▶ _Dataset excerpt_
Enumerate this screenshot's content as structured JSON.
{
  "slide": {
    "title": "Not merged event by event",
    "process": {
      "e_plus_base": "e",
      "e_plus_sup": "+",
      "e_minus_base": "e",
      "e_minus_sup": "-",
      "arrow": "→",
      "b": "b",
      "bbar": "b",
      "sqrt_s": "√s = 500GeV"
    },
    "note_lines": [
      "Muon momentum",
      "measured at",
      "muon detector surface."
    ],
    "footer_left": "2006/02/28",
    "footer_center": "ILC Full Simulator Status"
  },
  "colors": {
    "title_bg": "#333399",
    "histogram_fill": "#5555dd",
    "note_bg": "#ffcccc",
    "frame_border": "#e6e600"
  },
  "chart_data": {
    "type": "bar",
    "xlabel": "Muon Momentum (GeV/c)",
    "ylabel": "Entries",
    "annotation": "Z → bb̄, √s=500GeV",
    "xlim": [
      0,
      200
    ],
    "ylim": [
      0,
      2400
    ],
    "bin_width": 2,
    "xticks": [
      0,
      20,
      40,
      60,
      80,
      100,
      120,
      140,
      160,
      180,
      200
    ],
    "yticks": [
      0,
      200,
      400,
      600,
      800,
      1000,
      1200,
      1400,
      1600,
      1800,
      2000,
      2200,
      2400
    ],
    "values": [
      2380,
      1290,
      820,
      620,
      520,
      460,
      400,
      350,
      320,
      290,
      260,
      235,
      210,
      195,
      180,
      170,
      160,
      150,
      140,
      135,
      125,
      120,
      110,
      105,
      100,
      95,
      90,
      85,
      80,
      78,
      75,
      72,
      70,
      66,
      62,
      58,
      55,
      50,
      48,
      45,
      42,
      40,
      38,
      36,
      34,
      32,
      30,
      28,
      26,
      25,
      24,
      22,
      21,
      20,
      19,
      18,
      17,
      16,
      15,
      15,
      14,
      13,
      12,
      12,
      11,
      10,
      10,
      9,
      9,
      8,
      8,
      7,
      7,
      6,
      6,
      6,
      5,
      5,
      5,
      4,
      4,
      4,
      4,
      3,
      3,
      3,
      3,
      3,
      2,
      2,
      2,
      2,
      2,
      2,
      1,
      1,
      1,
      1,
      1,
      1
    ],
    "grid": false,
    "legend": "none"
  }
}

▶ _WHAT THE TASK ASKS_
Every line above should be retyped exactly as given.

▶ _TASK SOLUTION_
Enumerate this screenshot's content as structured JSON.
{
  "slide": {
    "title": "Not merged event by event",
    "process": {
      "e_plus_base": "e",
      "e_plus_sup": "+",
      "e_minus_base": "e",
      "e_minus_sup": "-",
      "arrow": "→",
      "b": "b",
      "bbar": "b",
      "sqrt_s": "√s = 500GeV"
    },
    "note_lines": [
      "Muon momentum",
      "measured at",
      "muon detector surface."
    ],
    "footer_left": "2006/02/28",
    "footer_center": "ILC Full Simulator Status"
  },
  "colors": {
    "title_bg": "#333399",
    "histogram_fill": "#5555dd",
    "note_bg": "#ffcccc",
    "frame_border": "#e6e600"
  },
  "chart_data": {
    "type": "bar",
    "xlabel": "Muon Momentum (GeV/c)",
    "ylabel": "Entries",
    "annotation": "Z → bb̄, √s=500GeV",
    "xlim": [
      0,
      200
    ],
    "ylim": [
      0,
      2400
    ],
    "bin_width": 2,
    "xticks": [
      0,
      20,
      40,
      60,
      80,
      100,
      120,
      140,
      160,
      180,
      200
    ],
    "yticks": [
      0,
      200,
      400,
      600,
      800,
      1000,
      1200,
      1400,
      1600,
      1800,
      2000,
      2200,
      2400
    ],
    "values": [
      2380,
      1290,
      820,
      620,
      520,
      460,
      400,
      350,
      320,
      290,
      260,
      235,
      210,
      195,
      180,
      170,
      160,
      150,
      140,
      135,
      125,
      120,
      110,
      105,
      100,
      95,
      90,
      85,
      80,
      78,
      75,
      72,
      70,
      66,
      62,
      58,
      55,
      50,
      48,
      45,
      42,
      40,
      38,
      36,
      34,
      32,
      30,
      28,
      26,
      25,
      24,
      22,
      21,
      20,
      19,
      18,
      17,
      16,
      15,
      15,
      14,
      13,
      12,
      12,
      11,
      10,
      10,
      9,
      9,
      8,
      8,
      7,
      7,
      6,
      6,
      6,
      5,
      5,
      5,
      4,
      4,
      4,
      4,
      3,
      3,
      3,
      3,
      3,
      2,
      2,
      2,
      2,
      2,
      2,
      1,
      1,
      1,
      1,
      1,
      1
    ],
    "grid": false,
    "legend": "none"
  }
}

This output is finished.